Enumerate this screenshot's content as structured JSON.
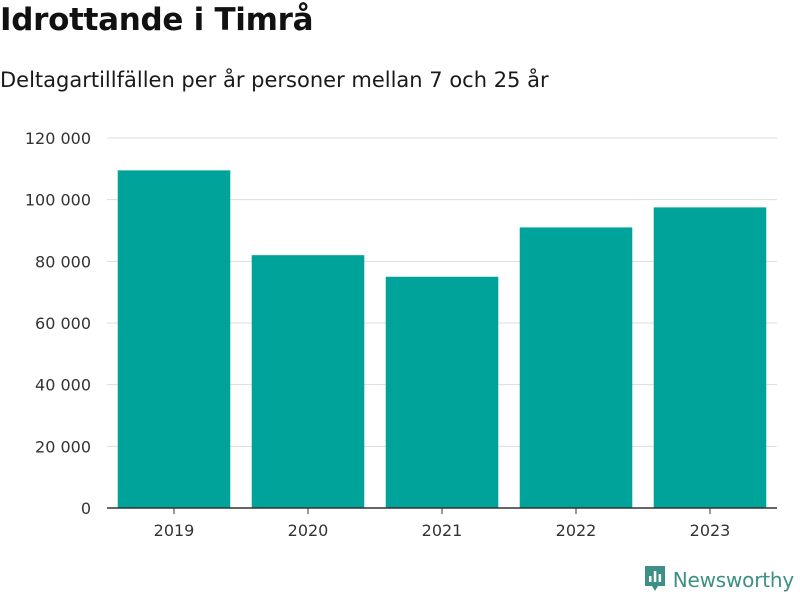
{
  "title": "Idrottande i Timrå",
  "subtitle": "Deltagartillfällen per år personer mellan 7 och 25 år",
  "brand": {
    "name": "Newsworthy",
    "icon": "newsworthy-logo-icon",
    "color": "#3d8f87"
  },
  "colors": {
    "bar": "#00a399",
    "grid": "#dddddd",
    "axis": "#333333"
  },
  "chart_data": {
    "type": "bar",
    "categories": [
      "2019",
      "2020",
      "2021",
      "2022",
      "2023"
    ],
    "values": [
      109500,
      82000,
      75000,
      91000,
      97500
    ],
    "ylim": [
      0,
      120000
    ],
    "yticks": [
      0,
      20000,
      40000,
      60000,
      80000,
      100000,
      120000
    ],
    "ytick_labels": [
      "0",
      "20 000",
      "40 000",
      "60 000",
      "80 000",
      "100 000",
      "120 000"
    ],
    "grid": true,
    "legend": "none"
  }
}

::::::

● The task
Write out again every line above exactly as given; the pictures do not belong in the copy.

● The result
Enumerate this screenshot's content as structured JSON.
{
  "title": "Idrottande i Timrå",
  "subtitle": "Deltagartillfällen per år personer mellan 7 och 25 år",
  "brand": {
    "name": "Newsworthy",
    "icon": "newsworthy-logo-icon",
    "color": "#3d8f87"
  },
  "colors": {
    "bar": "#00a399",
    "grid": "#dddddd",
    "axis": "#333333"
  },
  "chart_data": {
    "type": "bar",
    "categories": [
      "2019",
      "2020",
      "2021",
      "2022",
      "2023"
    ],
    "values": [
      109500,
      82000,
      75000,
      91000,
      97500
    ],
    "ylim": [
      0,
      120000
    ],
    "yticks": [
      0,
      20000,
      40000,
      60000,
      80000,
      100000,
      120000
    ],
    "ytick_labels": [
      "0",
      "20 000",
      "40 000",
      "60 000",
      "80 000",
      "100 000",
      "120 000"
    ],
    "grid": true,
    "legend": "none"
  }
}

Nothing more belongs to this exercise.